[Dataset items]
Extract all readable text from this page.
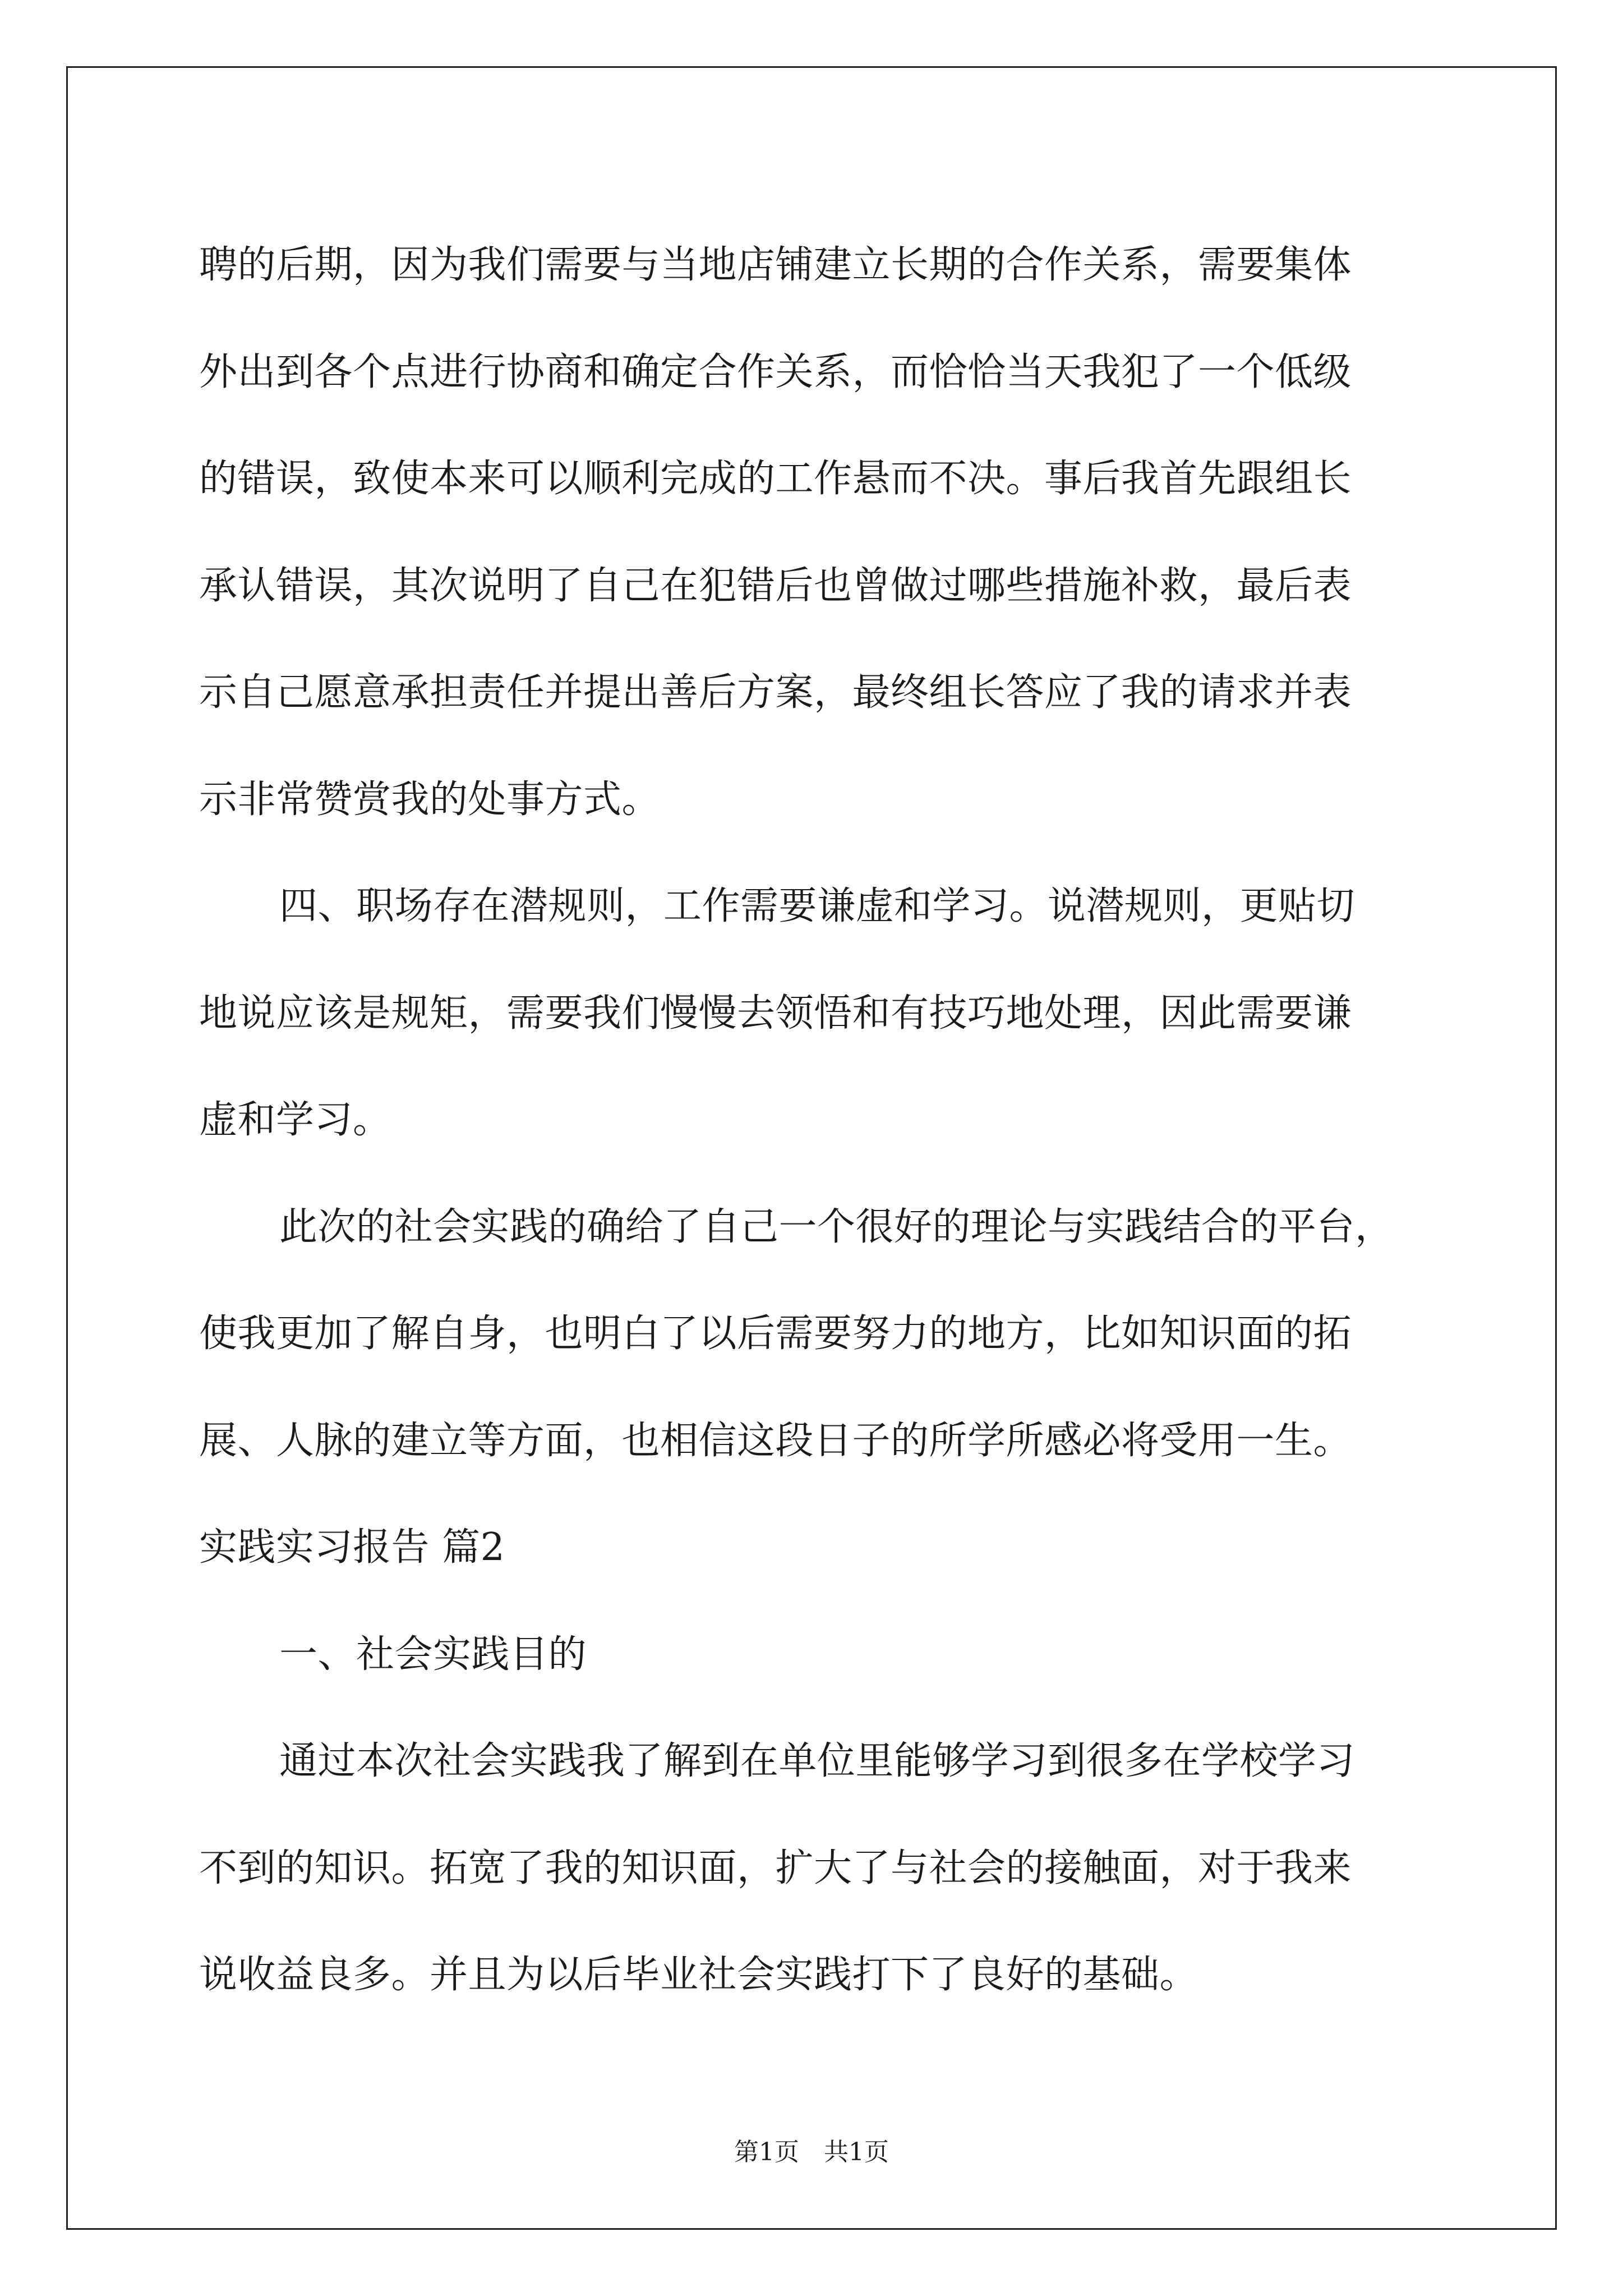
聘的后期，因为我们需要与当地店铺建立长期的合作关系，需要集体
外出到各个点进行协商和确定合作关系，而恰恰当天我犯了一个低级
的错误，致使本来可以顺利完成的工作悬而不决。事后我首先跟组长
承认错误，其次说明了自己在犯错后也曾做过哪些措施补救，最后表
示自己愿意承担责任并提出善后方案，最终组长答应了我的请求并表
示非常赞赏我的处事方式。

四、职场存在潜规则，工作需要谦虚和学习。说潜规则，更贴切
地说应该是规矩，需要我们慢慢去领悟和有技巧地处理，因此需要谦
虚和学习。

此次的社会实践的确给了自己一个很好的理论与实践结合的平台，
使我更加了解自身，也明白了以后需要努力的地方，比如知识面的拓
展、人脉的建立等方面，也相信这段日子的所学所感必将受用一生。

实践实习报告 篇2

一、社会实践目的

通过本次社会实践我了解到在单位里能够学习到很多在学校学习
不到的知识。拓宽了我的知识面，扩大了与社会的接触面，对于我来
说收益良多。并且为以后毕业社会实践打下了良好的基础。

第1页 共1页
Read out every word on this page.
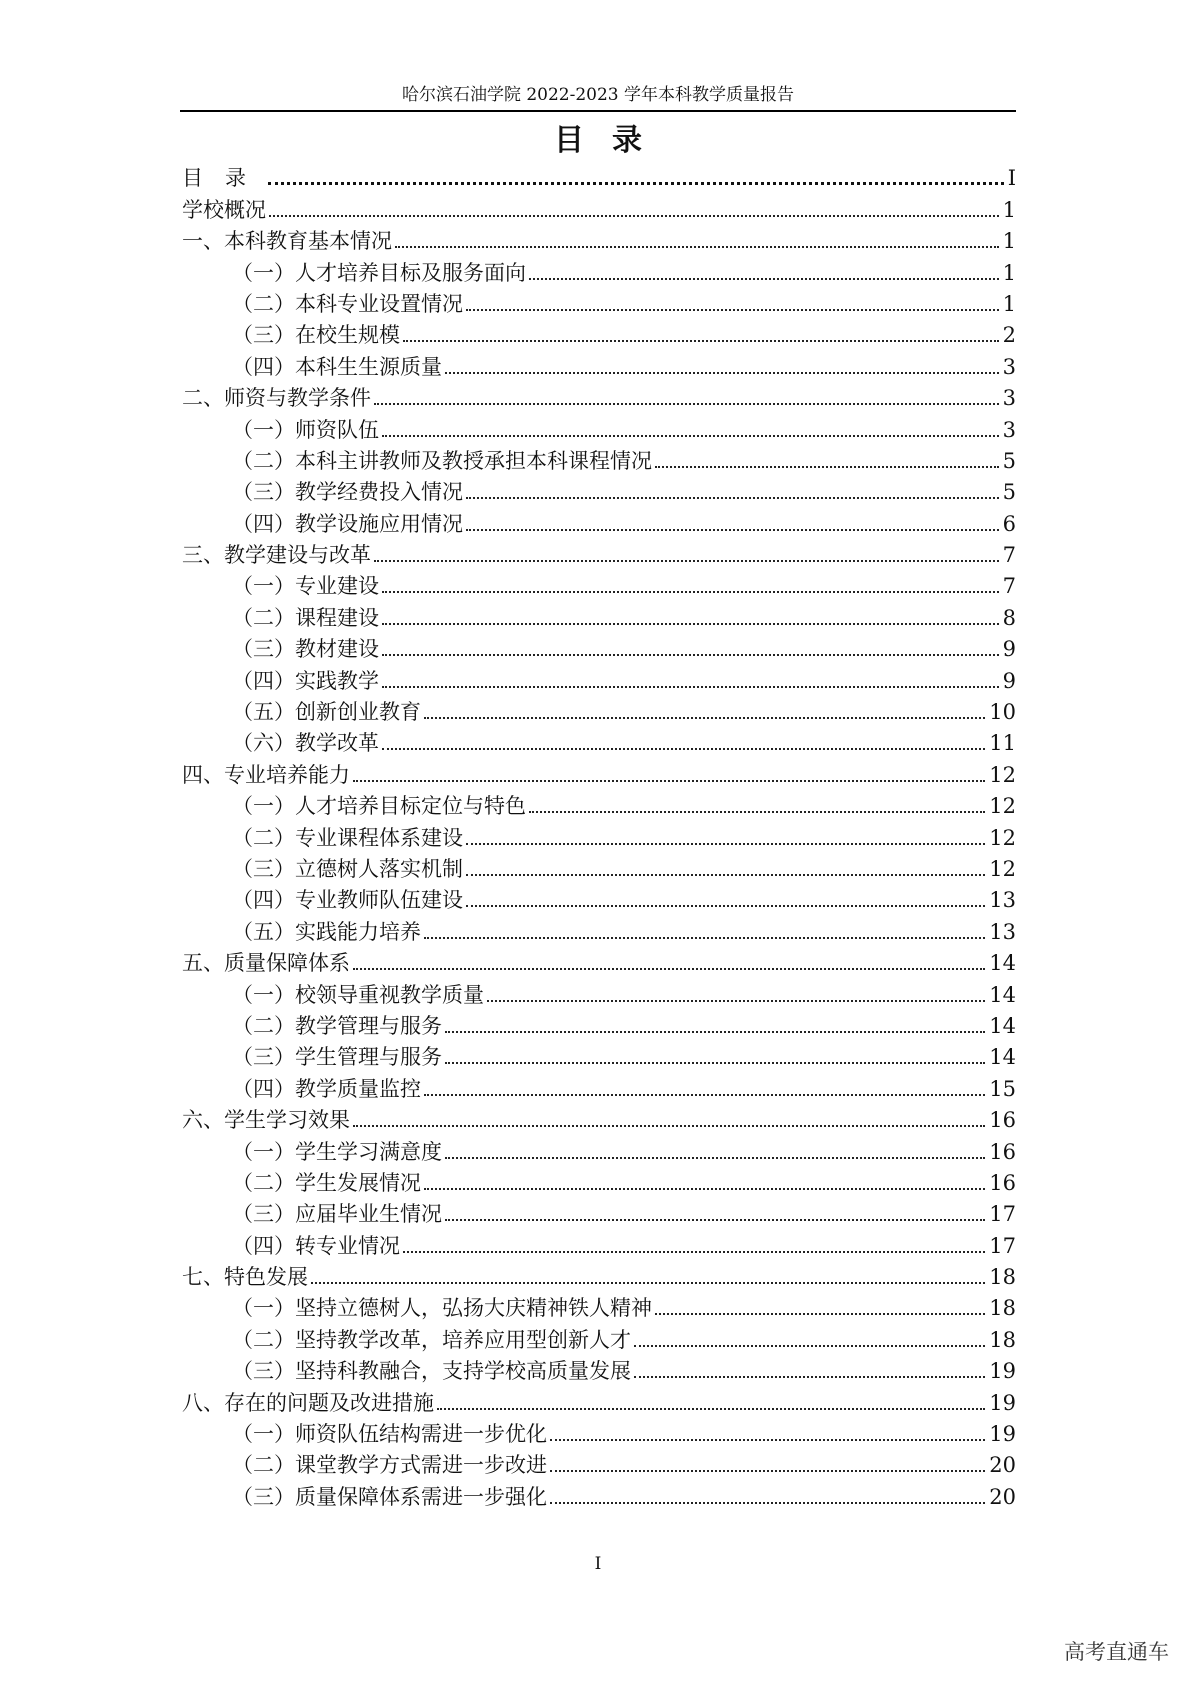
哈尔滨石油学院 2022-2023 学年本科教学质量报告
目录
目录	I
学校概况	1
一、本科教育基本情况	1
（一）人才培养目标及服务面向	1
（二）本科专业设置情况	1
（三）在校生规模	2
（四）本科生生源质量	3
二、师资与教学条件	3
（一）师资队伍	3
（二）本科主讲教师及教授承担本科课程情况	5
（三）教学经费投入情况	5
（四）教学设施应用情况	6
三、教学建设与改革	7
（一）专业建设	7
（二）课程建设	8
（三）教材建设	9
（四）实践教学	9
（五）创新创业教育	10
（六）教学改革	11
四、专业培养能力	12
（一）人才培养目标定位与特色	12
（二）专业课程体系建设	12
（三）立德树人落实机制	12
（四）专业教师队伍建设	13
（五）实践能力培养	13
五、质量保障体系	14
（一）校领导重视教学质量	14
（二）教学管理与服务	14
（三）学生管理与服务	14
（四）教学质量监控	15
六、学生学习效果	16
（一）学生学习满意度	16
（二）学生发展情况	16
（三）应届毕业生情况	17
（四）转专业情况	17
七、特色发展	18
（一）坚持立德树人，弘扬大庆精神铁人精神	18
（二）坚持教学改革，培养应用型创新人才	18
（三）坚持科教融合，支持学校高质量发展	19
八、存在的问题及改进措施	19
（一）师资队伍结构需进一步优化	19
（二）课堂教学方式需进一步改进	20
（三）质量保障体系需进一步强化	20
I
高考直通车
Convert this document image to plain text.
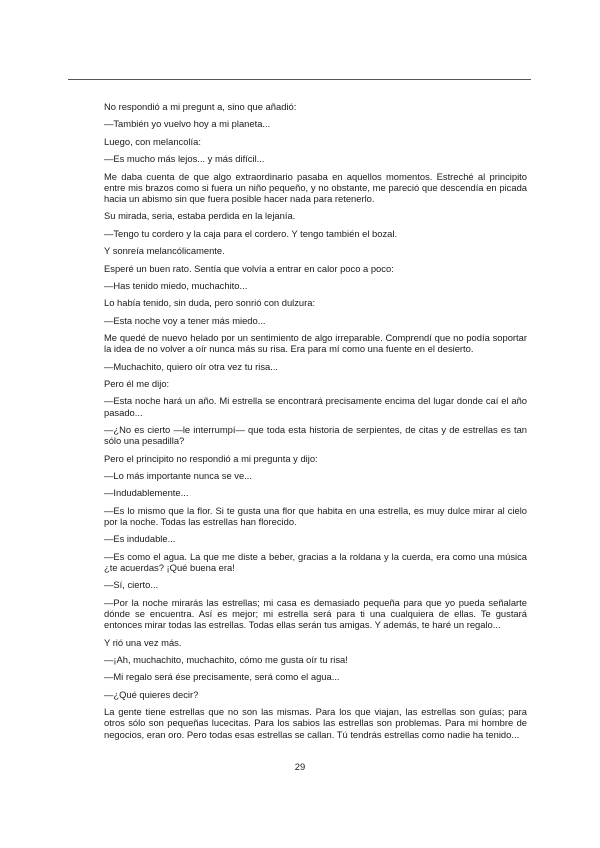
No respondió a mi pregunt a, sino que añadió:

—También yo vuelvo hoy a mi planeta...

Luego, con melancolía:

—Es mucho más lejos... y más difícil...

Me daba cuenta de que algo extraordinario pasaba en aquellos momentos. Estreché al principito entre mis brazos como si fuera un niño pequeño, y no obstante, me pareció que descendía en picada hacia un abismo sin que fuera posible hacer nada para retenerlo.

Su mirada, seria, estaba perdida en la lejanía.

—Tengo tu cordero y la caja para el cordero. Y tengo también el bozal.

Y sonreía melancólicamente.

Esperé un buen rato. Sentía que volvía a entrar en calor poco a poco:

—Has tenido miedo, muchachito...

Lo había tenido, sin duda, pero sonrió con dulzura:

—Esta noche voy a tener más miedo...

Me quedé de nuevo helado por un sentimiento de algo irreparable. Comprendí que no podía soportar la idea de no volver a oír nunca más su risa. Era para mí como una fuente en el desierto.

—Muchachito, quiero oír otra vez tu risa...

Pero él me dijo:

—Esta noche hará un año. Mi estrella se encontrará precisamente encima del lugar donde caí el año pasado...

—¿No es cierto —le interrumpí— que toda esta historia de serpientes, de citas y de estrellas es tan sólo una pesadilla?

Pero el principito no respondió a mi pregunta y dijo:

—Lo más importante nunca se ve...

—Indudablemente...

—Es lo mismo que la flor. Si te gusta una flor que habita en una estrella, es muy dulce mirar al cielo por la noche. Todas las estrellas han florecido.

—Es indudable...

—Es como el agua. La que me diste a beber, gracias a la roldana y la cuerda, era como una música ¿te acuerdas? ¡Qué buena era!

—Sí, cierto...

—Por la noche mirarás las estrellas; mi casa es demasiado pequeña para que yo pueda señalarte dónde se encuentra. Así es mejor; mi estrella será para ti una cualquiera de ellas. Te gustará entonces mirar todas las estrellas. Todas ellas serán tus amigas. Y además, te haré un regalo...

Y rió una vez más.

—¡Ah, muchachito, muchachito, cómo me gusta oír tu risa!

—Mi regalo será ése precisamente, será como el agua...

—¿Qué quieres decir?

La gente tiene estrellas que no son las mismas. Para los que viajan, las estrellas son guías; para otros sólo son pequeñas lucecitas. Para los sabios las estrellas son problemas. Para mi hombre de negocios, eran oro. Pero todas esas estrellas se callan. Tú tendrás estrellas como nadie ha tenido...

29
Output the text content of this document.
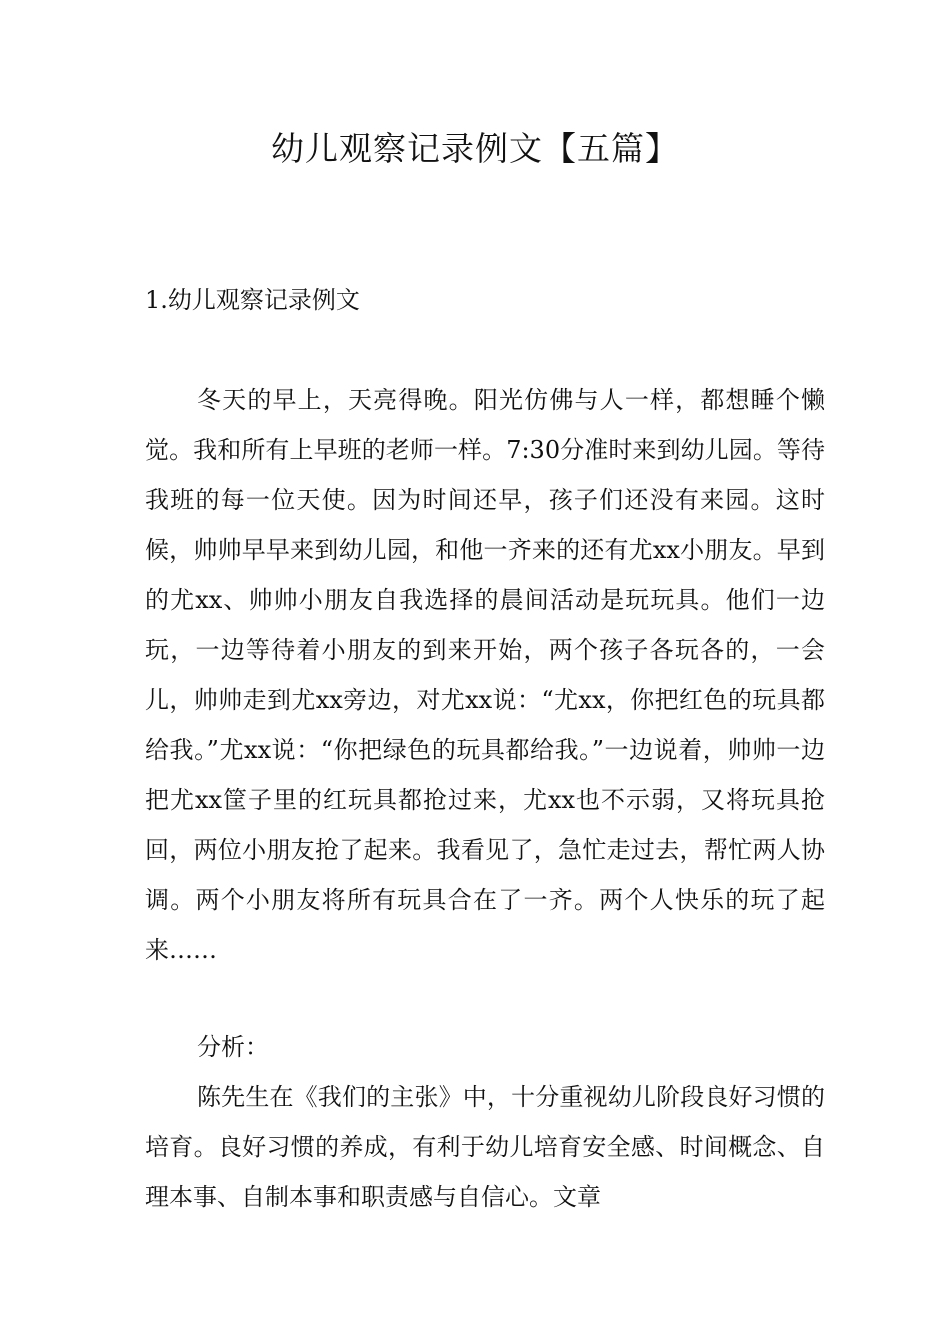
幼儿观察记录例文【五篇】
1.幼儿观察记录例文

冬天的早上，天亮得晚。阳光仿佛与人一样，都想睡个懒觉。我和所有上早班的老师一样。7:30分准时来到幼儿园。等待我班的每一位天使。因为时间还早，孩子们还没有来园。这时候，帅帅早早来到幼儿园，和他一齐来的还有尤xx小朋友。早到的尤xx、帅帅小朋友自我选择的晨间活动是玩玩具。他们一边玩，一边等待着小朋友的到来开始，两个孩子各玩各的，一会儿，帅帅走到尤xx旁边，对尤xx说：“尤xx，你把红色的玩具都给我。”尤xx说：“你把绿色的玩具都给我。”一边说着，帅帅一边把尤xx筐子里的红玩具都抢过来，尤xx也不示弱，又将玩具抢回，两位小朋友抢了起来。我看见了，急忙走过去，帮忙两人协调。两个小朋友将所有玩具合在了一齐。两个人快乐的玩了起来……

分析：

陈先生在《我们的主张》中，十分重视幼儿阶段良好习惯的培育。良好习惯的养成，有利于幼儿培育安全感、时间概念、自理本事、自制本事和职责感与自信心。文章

**Exercise instructions:** Where a line above holds the string "precisamente", show that line.

**Solved problem:**
—Esta noche hará un año. Mi estrella se encontrará precisamente encima del lugar donde caí el año pasado...
—Mi regalo será ése precisamente, será como el agua...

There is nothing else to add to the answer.